**Page text:**
>> START

You can read Jenny Offill’s new novel in about two hours. It’s short and funny and absorbing, an effortless-seeming downhill ride that picks up astonishing narrative speed as it goes. What’s remarkable is that Offill achieves this effect using what you might call an experimental or avant-garde style of narration, one that we associate with difficulty and disorientation rather than speed and easy pleasure. The novel tells the story of a marital crisis in the lives of a previously more-or-less happy couple. Short microepisodes from the lives of the couple alternate with facts and quotations from all kinds of sources—scientific studies, foreign proverbs, the poems of John Berryman, the writing of Simone Weil, to take a few examples.
Here, in its entirety, is a chapter from near the beginning of the book. The narrator is recalling a period of her life when she was in her late twenties and early thirties. She has recently published her first novel. She has had various boyfriends but is now single and lives alone in New York:
There is a man who travels around the world trying to find places where you can stand still and hear no human sound. It is impossible to feel calm in cities, he believes, because we so rarely hear birdsong there. Our ears evolved to be our warning systems. We are on high alert in places where no birds sing. To live in a city is to be forever flinching.
The Buddhists say there are 121 states of consciousness. Of these, only three involve misery or suffering. Most of us spend our time moving back and forth between these three.
Blue jays spend every Friday with the devil, the old lady at the park told me.

>> END

**What is asked:**
1 – List the kinds of sources the review gives as examples of where the novel's facts and quotations come from.
2 – Duplicate everything in the review from "Here, in its" down to "between these three.".

[Rows from a layout dataset]
>> START

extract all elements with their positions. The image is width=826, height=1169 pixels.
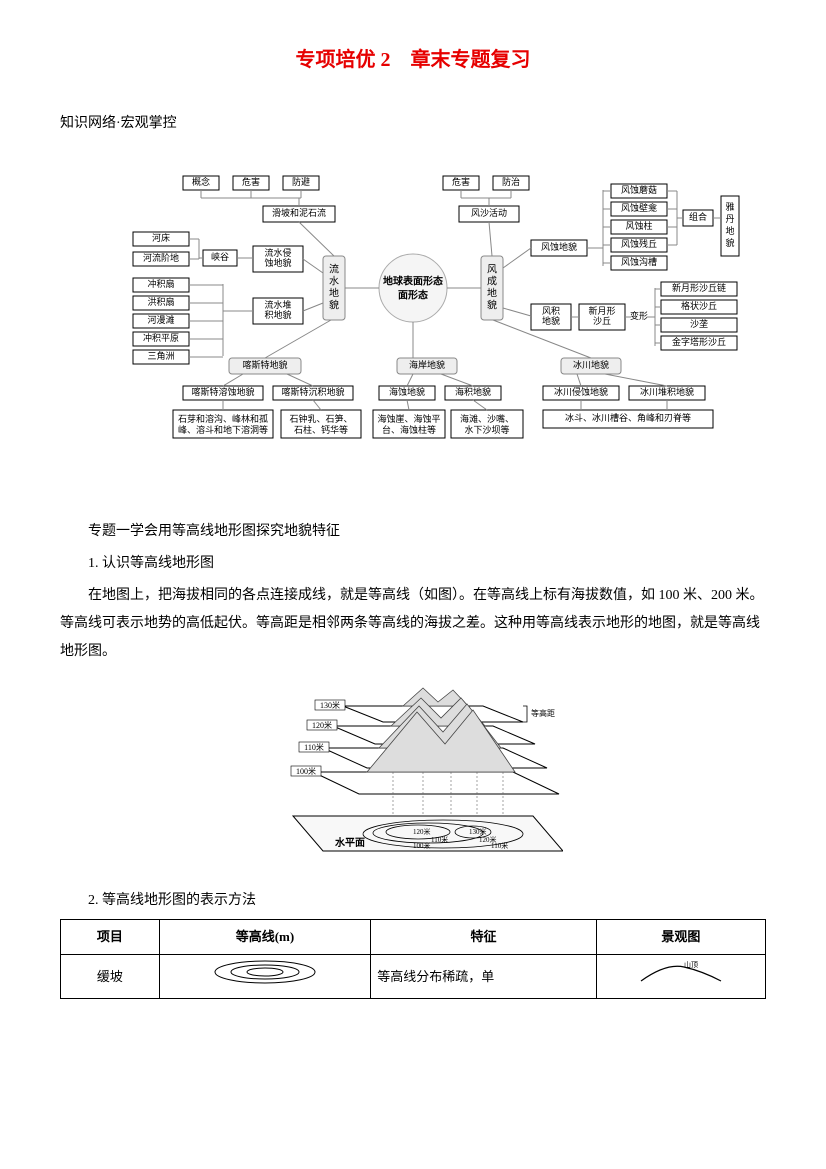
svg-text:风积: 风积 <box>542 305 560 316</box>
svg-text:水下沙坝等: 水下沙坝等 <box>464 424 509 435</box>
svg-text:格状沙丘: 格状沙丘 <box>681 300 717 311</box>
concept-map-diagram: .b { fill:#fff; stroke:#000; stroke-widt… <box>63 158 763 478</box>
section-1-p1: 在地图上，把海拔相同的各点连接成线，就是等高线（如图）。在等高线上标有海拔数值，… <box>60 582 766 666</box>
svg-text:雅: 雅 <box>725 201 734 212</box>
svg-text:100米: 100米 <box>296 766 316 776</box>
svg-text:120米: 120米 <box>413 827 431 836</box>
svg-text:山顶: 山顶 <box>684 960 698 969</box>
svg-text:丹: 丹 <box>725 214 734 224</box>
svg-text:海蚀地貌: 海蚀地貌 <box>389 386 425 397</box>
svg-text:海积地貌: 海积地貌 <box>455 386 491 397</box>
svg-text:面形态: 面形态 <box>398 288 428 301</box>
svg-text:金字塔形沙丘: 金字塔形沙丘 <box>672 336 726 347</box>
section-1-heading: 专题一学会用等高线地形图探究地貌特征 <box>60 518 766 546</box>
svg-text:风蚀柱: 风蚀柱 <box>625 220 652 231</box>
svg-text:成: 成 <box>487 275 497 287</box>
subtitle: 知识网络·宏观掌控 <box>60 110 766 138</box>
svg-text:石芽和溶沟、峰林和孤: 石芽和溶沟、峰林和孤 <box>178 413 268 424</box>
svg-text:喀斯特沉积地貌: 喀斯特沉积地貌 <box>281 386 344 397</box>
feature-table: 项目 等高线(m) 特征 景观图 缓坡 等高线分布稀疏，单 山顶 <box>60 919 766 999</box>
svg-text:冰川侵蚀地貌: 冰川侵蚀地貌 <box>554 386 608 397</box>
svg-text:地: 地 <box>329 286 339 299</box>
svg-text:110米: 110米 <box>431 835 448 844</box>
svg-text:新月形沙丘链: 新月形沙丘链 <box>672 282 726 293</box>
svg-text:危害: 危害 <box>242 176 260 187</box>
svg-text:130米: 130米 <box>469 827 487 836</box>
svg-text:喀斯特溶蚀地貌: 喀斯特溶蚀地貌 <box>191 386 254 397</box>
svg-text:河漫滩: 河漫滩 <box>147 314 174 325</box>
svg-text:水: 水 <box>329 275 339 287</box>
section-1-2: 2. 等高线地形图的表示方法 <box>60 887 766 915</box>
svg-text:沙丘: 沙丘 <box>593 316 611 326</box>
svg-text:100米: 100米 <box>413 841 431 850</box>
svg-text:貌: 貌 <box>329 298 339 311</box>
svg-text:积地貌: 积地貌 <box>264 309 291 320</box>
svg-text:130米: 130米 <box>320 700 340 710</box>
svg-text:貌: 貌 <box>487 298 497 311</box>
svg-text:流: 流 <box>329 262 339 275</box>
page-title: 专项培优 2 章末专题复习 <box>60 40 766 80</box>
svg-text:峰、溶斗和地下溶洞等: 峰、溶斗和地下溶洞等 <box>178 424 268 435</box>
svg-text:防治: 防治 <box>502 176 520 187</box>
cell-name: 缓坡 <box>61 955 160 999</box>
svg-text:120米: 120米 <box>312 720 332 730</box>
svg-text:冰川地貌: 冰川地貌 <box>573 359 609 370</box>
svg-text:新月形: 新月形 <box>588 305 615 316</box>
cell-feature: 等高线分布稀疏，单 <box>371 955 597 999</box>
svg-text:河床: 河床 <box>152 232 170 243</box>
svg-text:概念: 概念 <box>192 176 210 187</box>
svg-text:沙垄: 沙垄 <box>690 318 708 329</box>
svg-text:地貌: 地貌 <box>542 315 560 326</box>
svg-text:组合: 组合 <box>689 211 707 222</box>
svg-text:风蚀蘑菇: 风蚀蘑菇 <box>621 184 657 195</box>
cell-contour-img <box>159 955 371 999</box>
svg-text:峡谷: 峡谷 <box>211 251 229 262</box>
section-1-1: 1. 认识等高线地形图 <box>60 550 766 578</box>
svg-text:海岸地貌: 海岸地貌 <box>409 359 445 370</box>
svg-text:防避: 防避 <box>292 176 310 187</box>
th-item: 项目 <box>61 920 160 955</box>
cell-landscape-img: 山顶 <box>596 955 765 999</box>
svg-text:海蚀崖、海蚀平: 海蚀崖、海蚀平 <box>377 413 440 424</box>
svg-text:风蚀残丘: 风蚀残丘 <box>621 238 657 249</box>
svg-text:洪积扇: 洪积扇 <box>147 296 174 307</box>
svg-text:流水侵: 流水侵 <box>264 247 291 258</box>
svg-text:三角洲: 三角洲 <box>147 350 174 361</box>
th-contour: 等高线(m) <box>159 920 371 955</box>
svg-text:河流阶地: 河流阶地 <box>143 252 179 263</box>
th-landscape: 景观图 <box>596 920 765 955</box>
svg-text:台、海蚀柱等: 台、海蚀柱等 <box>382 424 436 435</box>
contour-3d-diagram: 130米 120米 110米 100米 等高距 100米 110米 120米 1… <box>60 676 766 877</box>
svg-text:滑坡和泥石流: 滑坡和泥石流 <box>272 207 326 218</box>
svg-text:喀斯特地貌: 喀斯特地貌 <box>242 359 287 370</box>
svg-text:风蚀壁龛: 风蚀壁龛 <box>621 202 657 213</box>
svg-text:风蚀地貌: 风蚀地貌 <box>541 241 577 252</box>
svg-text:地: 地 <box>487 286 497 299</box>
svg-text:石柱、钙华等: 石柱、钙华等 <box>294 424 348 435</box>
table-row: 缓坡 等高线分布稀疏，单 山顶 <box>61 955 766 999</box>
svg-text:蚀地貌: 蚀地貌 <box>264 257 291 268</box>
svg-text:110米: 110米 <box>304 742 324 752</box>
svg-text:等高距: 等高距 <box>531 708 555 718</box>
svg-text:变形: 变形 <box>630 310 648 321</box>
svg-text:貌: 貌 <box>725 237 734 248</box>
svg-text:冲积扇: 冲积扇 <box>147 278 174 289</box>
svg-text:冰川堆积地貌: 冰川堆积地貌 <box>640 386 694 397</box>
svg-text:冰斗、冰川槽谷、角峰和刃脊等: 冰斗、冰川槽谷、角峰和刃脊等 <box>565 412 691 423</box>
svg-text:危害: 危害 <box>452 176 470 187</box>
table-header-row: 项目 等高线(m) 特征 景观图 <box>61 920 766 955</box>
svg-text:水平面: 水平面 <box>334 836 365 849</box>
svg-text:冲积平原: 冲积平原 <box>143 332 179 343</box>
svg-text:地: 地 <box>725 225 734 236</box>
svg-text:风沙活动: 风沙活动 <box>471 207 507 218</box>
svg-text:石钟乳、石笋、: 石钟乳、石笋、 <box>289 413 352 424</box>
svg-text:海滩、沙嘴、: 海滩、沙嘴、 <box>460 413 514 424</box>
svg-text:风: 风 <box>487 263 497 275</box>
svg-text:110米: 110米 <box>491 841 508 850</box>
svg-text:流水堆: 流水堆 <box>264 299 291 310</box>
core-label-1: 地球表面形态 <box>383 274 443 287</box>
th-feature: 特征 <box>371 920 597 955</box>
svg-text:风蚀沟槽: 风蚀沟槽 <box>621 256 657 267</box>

>> END

**Set of answers:**
1 –
- scientific studies
- foreign proverbs
- the poems of John Berryman
- the writing of Simone Weil

2 –
Here, in its entirety, is a chapter from near the beginning of the book. The narrator is recalling a period of her life when she was in her late twenties and early thirties. She has recently published her first novel. She has had various boyfriends but is now single and lives alone in New York:
There is a man who travels around the world trying to find places where you can stand still and hear no human sound. It is impossible to feel calm in cities, he believes, because we so rarely hear birdsong there. Our ears evolved to be our warning systems. We are on high alert in places where no birds sing. To live in a city is to be forever flinching.
The Buddhists say there are 121 states of consciousness. Of these, only three involve misery or suffering. Most of us spend our time moving back and forth between these three.